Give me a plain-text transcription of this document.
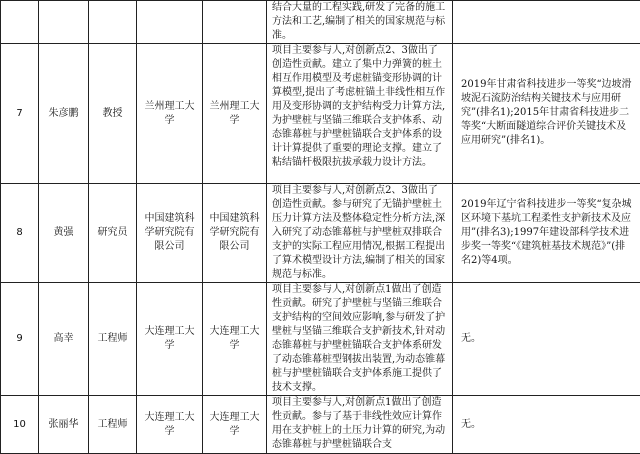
					结合大量的工程实践,研发了完备的施工方法和工艺,编制了相关的国家规范与标准。	
7	朱彦鹏	教授	兰州理工大学	兰州理工大学	项目主要参与人,对创新点2、3做出了创造性贡献。建立了集中力弹簧的桩土相互作用模型及考虑桩锚变形协调的计算模型,提出了考虑桩锚土非线性相互作用及变形协调的支护结构受力计算方法,为护壁桩与坚锚三维联合支护体系、动态锥幕桩与护壁桩锚联合支护体系的设计计算提供了重要的理论支撑。建立了粘结锚杆极限抗拔承载力设计方法。	2019年甘肃省科技进步一等奖“边坡滑坡泥石流防治结构关键技术与应用研究”(排名1);2015年甘肃省科技进步二等奖“大断面隧道综合评价关键技术及应用研究”(排名1)。
8	黄强	研究员	中国建筑科学研究院有限公司	中国建筑科学研究院有限公司	项目主要参与人,对创新点2、3做出了创造性贡献。参与研究了无锚护壁桩土压力计算方法及整体稳定性分析方法,深入研究了动态锥幕桩与护壁桩双排联合支护的实际工程应用情况,根据工程提出了算术模型设计方法,编制了相关的国家规范与标准。	2019年辽宁省科技进步一等奖“复杂城区环境下基坑工程柔性支护新技术及应用”(排名3);1997年建设部科学技术进步奖一等奖“《建筑桩基技术规范》”(排名2)等4项。
9	高幸	工程师	大连理工大学	大连理工大学	项目主要参与人,对创新点1做出了创造性贡献。研究了护壁桩与坚锚三维联合支护结构的空间效应影响,参与研发了护壁桩与坚锚三维联合支护新技术,针对动态锥幕桩与护壁桩锚联合支护体系研发了动态锥幕桩型钢拔出装置,为动态锥幕桩与护壁桩锚联合支护体系施工提供了技术支撑。	无。
10	张丽华	工程师	大连理工大学	大连理工大学	项目主要参与人,对创新点1做出了创造性贡献。参与了基于非线性效应计算作用在支护桩上的土压力计算的研究,为动态锥幕桩与护壁桩锚联合支	无。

****************

## What the task asks
Print the complete listing exactly as it stands, without its pictures.

## Finished answer
Give me a plain-text transcription of this document.
					结合大量的工程实践,研发了完备的施工方法和工艺,编制了相关的国家规范与标准。	
7	朱彦鹏	教授	兰州理工大学	兰州理工大学	项目主要参与人,对创新点2、3做出了创造性贡献。建立了集中力弹簧的桩土相互作用模型及考虑桩锚变形协调的计算模型,提出了考虑桩锚土非线性相互作用及变形协调的支护结构受力计算方法,为护壁桩与坚锚三维联合支护体系、动态锥幕桩与护壁桩锚联合支护体系的设计计算提供了重要的理论支撑。建立了粘结锚杆极限抗拔承载力设计方法。	2019年甘肃省科技进步一等奖“边坡滑坡泥石流防治结构关键技术与应用研究”(排名1);2015年甘肃省科技进步二等奖“大断面隧道综合评价关键技术及应用研究”(排名1)。
8	黄强	研究员	中国建筑科学研究院有限公司	中国建筑科学研究院有限公司	项目主要参与人,对创新点2、3做出了创造性贡献。参与研究了无锚护壁桩土压力计算方法及整体稳定性分析方法,深入研究了动态锥幕桩与护壁桩双排联合支护的实际工程应用情况,根据工程提出了算术模型设计方法,编制了相关的国家规范与标准。	2019年辽宁省科技进步一等奖“复杂城区环境下基坑工程柔性支护新技术及应用”(排名3);1997年建设部科学技术进步奖一等奖“《建筑桩基技术规范》”(排名2)等4项。
9	高幸	工程师	大连理工大学	大连理工大学	项目主要参与人,对创新点1做出了创造性贡献。研究了护壁桩与坚锚三维联合支护结构的空间效应影响,参与研发了护壁桩与坚锚三维联合支护新技术,针对动态锥幕桩与护壁桩锚联合支护体系研发了动态锥幕桩型钢拔出装置,为动态锥幕桩与护壁桩锚联合支护体系施工提供了技术支撑。	无。
10	张丽华	工程师	大连理工大学	大连理工大学	项目主要参与人,对创新点1做出了创造性贡献。参与了基于非线性效应计算作用在支护桩上的土压力计算的研究,为动态锥幕桩与护壁桩锚联合支	无。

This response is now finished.